▸ Provided data:

━━━━

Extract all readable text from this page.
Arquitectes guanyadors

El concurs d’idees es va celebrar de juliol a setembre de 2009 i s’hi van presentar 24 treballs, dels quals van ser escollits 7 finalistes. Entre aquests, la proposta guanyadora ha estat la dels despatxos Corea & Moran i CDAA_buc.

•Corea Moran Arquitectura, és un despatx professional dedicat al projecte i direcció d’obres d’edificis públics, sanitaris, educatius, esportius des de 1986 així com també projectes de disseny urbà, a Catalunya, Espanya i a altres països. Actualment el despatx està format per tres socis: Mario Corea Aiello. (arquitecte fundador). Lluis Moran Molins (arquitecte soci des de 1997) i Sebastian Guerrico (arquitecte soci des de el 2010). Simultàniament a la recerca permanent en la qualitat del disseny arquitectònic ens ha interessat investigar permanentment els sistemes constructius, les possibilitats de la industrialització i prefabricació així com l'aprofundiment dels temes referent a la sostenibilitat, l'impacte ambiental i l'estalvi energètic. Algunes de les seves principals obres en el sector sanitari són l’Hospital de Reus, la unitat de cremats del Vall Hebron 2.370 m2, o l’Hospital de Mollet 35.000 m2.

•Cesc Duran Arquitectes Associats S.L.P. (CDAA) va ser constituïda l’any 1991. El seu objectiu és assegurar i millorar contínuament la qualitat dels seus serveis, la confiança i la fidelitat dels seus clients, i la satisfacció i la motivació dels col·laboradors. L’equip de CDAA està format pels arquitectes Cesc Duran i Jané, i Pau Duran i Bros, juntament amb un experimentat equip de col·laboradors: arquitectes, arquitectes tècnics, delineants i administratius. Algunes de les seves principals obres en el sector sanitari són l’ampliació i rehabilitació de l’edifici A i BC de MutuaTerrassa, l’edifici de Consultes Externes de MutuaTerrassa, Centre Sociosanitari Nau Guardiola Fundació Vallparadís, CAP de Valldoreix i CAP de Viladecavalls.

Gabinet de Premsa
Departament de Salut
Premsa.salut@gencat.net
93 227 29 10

━━━━

▸ What this task involves: Copy each line above that contains the string "Premsa".

▸ Expected answer:
Gabinet de Premsa
Premsa.salut@gencat.net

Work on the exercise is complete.